Take the material below and retype it in full; pictures are left out.

* [DATA SUPPLIED]:

•••

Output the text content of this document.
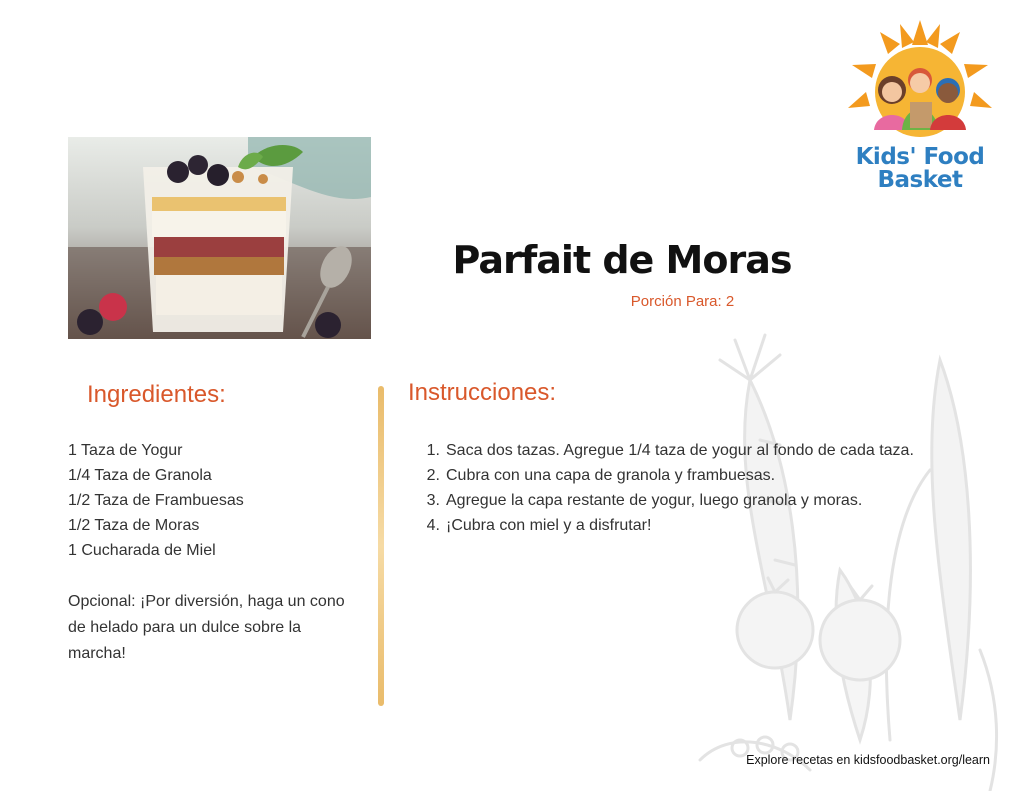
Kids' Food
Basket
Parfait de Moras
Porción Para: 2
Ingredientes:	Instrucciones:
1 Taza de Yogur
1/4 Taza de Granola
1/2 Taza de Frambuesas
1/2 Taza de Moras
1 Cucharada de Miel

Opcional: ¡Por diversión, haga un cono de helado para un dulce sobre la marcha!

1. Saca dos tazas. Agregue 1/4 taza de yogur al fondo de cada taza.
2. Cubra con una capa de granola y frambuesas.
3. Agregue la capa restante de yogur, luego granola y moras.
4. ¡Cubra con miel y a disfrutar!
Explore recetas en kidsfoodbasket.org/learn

•••

* [FINAL RESULT]:
Output the text content of this document.
Kids' Food
Basket
Parfait de Moras
Porción Para: 2
Ingredientes:	Instrucciones:
1 Taza de Yogur
1/4 Taza de Granola
1/2 Taza de Frambuesas
1/2 Taza de Moras
1 Cucharada de Miel

Opcional: ¡Por diversión, haga un cono de helado para un dulce sobre la marcha!

1. Saca dos tazas. Agregue 1/4 taza de yogur al fondo de cada taza.
2. Cubra con una capa de granola y frambuesas.
3. Agregue la capa restante de yogur, luego granola y moras.
4. ¡Cubra con miel y a disfrutar!
Explore recetas en kidsfoodbasket.org/learn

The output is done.